| What to do |
Copy the records below exactly as they are written.

| Record extracts |
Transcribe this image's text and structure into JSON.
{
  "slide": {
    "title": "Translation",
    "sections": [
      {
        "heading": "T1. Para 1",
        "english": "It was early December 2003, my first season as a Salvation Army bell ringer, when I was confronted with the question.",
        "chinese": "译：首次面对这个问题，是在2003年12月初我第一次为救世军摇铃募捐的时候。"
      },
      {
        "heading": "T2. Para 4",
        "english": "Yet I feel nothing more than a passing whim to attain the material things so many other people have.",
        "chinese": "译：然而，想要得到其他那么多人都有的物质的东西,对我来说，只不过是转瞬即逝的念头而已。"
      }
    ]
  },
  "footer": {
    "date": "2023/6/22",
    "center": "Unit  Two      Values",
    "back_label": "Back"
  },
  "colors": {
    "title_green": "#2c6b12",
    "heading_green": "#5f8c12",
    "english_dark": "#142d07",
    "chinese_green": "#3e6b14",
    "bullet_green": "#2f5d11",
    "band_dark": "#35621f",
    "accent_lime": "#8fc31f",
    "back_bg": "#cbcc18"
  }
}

| Exercise solution |
Transcribe this image's text and structure into JSON.
{
  "slide": {
    "title": "Translation",
    "sections": [
      {
        "heading": "T1. Para 1",
        "english": "It was early December 2003, my first season as a Salvation Army bell ringer, when I was confronted with the question.",
        "chinese": "译：首次面对这个问题，是在2003年12月初我第一次为救世军摇铃募捐的时候。"
      },
      {
        "heading": "T2. Para 4",
        "english": "Yet I feel nothing more than a passing whim to attain the material things so many other people have.",
        "chinese": "译：然而，想要得到其他那么多人都有的物质的东西,对我来说，只不过是转瞬即逝的念头而已。"
      }
    ]
  },
  "footer": {
    "date": "2023/6/22",
    "center": "Unit  Two      Values",
    "back_label": "Back"
  },
  "colors": {
    "title_green": "#2c6b12",
    "heading_green": "#5f8c12",
    "english_dark": "#142d07",
    "chinese_green": "#3e6b14",
    "bullet_green": "#2f5d11",
    "band_dark": "#35621f",
    "accent_lime": "#8fc31f",
    "back_bg": "#cbcc18"
  }
}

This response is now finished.